Every line containing the string "cells" should be returned from the records.

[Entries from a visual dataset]

○ ○ ○ ○ ○

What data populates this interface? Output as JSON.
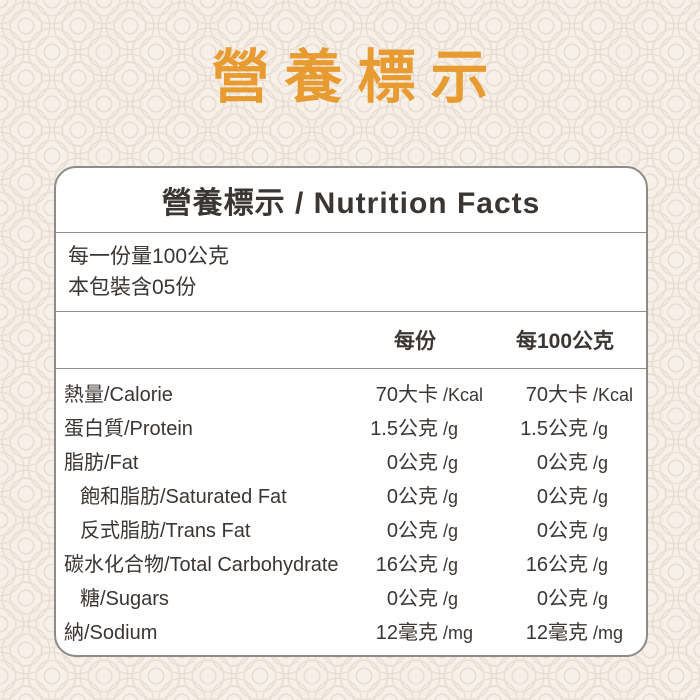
{
  "page": {
    "title": "營養標示"
  },
  "colors": {
    "accent_orange": "#E89B30",
    "text_dark": "#3A3633",
    "card_border": "#8F8B86",
    "background_cream": "#F7F0E8",
    "pattern_ring": "#E9DED2",
    "card_background": "#FFFFFF"
  },
  "card": {
    "header": {
      "title": "營養標示 / Nutrition Facts"
    },
    "serving_info": {
      "serving_size": "每一份量100公克",
      "servings_per_package": "本包裝含05份"
    },
    "columns": {
      "per_serving": "每份",
      "per_100g": "每100公克"
    },
    "rows": [
      {
        "label": "熱量/Calorie",
        "per_serving": {
          "value": "70大卡",
          "unit": "/Kcal"
        },
        "per_100g": {
          "value": "70大卡",
          "unit": "/Kcal"
        }
      },
      {
        "label": "蛋白質/Protein",
        "per_serving": {
          "value": "1.5公克",
          "unit": "/g"
        },
        "per_100g": {
          "value": "1.5公克",
          "unit": "/g"
        }
      },
      {
        "label": "脂肪/Fat",
        "per_serving": {
          "value": "0公克",
          "unit": "/g"
        },
        "per_100g": {
          "value": "0公克",
          "unit": "/g"
        }
      },
      {
        "label": "飽和脂肪/Saturated Fat",
        "per_serving": {
          "value": "0公克",
          "unit": "/g"
        },
        "per_100g": {
          "value": "0公克",
          "unit": "/g"
        }
      },
      {
        "label": "反式脂肪/Trans Fat",
        "per_serving": {
          "value": "0公克",
          "unit": "/g"
        },
        "per_100g": {
          "value": "0公克",
          "unit": "/g"
        }
      },
      {
        "label": "碳水化合物/Total Carbohydrate",
        "per_serving": {
          "value": "16公克",
          "unit": "/g"
        },
        "per_100g": {
          "value": "16公克",
          "unit": "/g"
        }
      },
      {
        "label": "糖/Sugars",
        "per_serving": {
          "value": "0公克",
          "unit": "/g"
        },
        "per_100g": {
          "value": "0公克",
          "unit": "/g"
        }
      },
      {
        "label": "納/Sodium",
        "per_serving": {
          "value": "12毫克",
          "unit": "/mg"
        },
        "per_100g": {
          "value": "12毫克",
          "unit": "/mg"
        }
      }
    ]
  }
}
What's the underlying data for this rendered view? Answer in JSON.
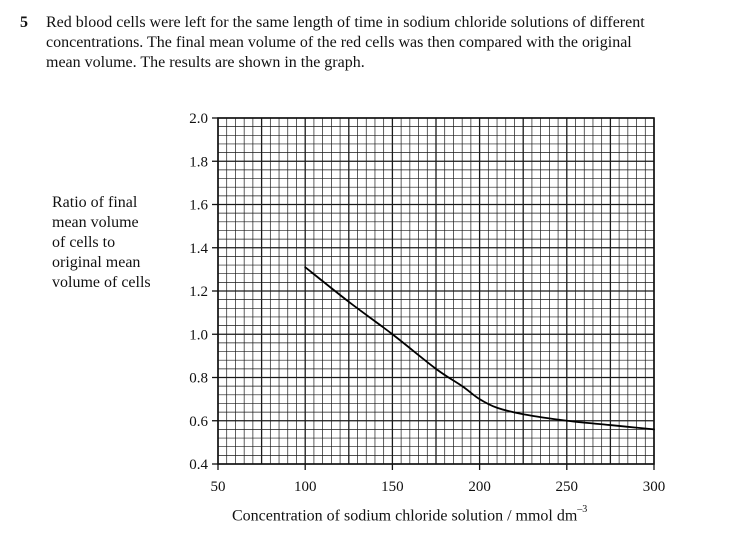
{
  "question": {
    "number": "5",
    "lines": [
      "Red blood cells were left for the same length of time in sodium chloride solutions of different",
      "concentrations.  The final mean volume of the red cells was then compared with the original",
      "mean volume.  The results are shown in the graph."
    ]
  },
  "chart_data": {
    "type": "line",
    "ylabel_lines": [
      "Ratio of final",
      "mean volume",
      "of cells to",
      "original mean",
      "volume of cells"
    ],
    "xlabel": "Concentration of sodium chloride solution / mmol dm",
    "xlabel_unit_exponent": "–3",
    "xlim": [
      50,
      300
    ],
    "ylim": [
      0.4,
      2.0
    ],
    "x_ticks": [
      "50",
      "100",
      "150",
      "200",
      "250",
      "300"
    ],
    "y_ticks": [
      "0.4",
      "0.6",
      "0.8",
      "1.0",
      "1.2",
      "1.4",
      "1.6",
      "1.8",
      "2.0"
    ],
    "grid": true,
    "series": [
      {
        "x": [
          100,
          125,
          150,
          175,
          190,
          200,
          210,
          225,
          250,
          275,
          300
        ],
        "y": [
          1.31,
          1.15,
          1.0,
          0.84,
          0.76,
          0.7,
          0.66,
          0.63,
          0.6,
          0.58,
          0.56
        ]
      }
    ]
  }
}
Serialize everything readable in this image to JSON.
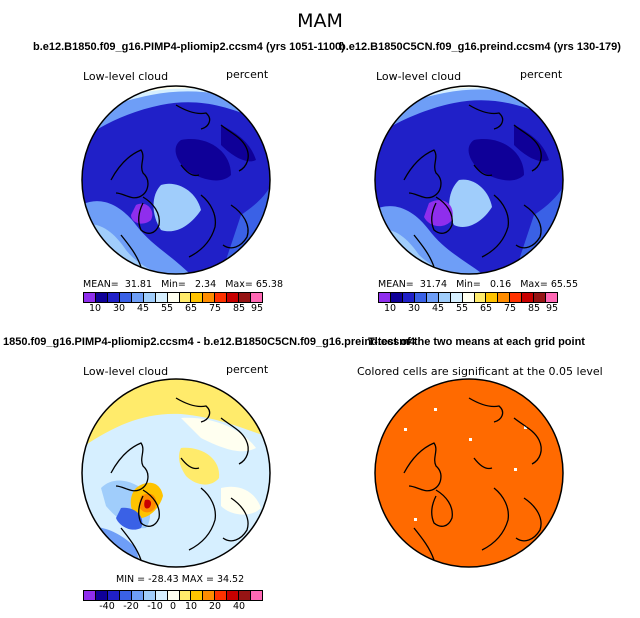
{
  "season": "MAM",
  "colors": {
    "abs": [
      "#8f2eed",
      "#0f0098",
      "#2020c8",
      "#3a61e6",
      "#6e9ef7",
      "#a0cdfb",
      "#d6efff",
      "#fffff0",
      "#ffeb6b",
      "#ffc300",
      "#ff8c00",
      "#ff3200",
      "#c80000",
      "#961414",
      "#ff68b4"
    ],
    "diff": [
      "#8f2eed",
      "#0f0098",
      "#2020c8",
      "#3a61e6",
      "#6e9ef7",
      "#a0cdfb",
      "#d6efff",
      "#fffff0",
      "#ffeb6b",
      "#ffc300",
      "#ff8c00",
      "#ff3200",
      "#c80000",
      "#961414",
      "#ff68b4"
    ],
    "sig": "#ff6a00"
  },
  "panels": {
    "p1": {
      "title": "b.e12.B1850.f09_g16.PIMP4-pliomip2.ccsm4 (yrs 1051-1100)",
      "label": "Low-level cloud",
      "units": "percent",
      "stats": {
        "mean_label": "MEAN=",
        "mean": "31.81",
        "min_label": "Min=",
        "min": "2.34",
        "max_label": "Max=",
        "max": "65.38"
      },
      "ticks": [
        "10",
        "30",
        "45",
        "55",
        "65",
        "75",
        "85",
        "95"
      ]
    },
    "p2": {
      "title": "b.e12.B1850C5CN.f09_g16.preind.ccsm4 (yrs 130-179)",
      "label": "Low-level cloud",
      "units": "percent",
      "stats": {
        "mean_label": "MEAN=",
        "mean": "31.74",
        "min_label": "Min=",
        "min": "0.16",
        "max_label": "Max=",
        "max": "65.55"
      },
      "ticks": [
        "10",
        "30",
        "45",
        "55",
        "65",
        "75",
        "85",
        "95"
      ]
    },
    "p3": {
      "title": "1850.f09_g16.PIMP4-pliomip2.ccsm4 - b.e12.B1850C5CN.f09_g16.preind.ccsm4",
      "label": "Low-level cloud",
      "units": "percent",
      "stats_text": "MIN = -28.43  MAX = 34.52",
      "ticks": [
        "-40",
        "-20",
        "-10",
        "0",
        "10",
        "20",
        "40"
      ]
    },
    "p4": {
      "title": "T-test of the two means at each grid point",
      "label": "Colored cells are significant at the 0.05 level"
    }
  }
}
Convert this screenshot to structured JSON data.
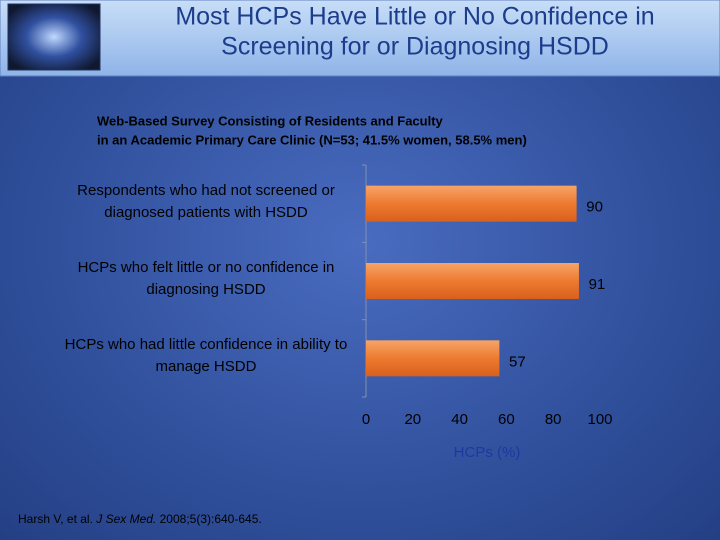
{
  "chart_data": {
    "type": "bar",
    "orientation": "horizontal",
    "title": [
      "Most HCPs Have Little or No Confidence in",
      "Screening for or Diagnosing HSDD"
    ],
    "subtitle": [
      "Web-Based Survey Consisting of Residents and Faculty",
      "in an Academic Primary Care Clinic (N=53; 41.5% women, 58.5% men)"
    ],
    "categories": [
      "Respondents who had not screened or diagnosed patients with HSDD",
      "HCPs who felt little or no confidence in diagnosing HSDD",
      "HCPs who had little confidence in ability to manage HSDD"
    ],
    "values": [
      90,
      91,
      57
    ],
    "color": "#ee7a30",
    "xlabel": "HCPs (%)",
    "xlim": [
      0,
      100
    ],
    "xticks": [
      0,
      20,
      40,
      60,
      80,
      100
    ],
    "citation": [
      "Harsh V, et al. ",
      "J Sex Med.",
      " 2008;5(3):640-645."
    ]
  }
}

○ ○ ○ ○ ○

_Task solution_
      "Red blood cells were left for the same length of time in sodium chloride solutions of different",
      "concentrations.  The final mean volume of the red cells was then compared with the original",
      "of cells to",
      "volume of cells"
      "label": "Colored cells are significant at the 0.05 level"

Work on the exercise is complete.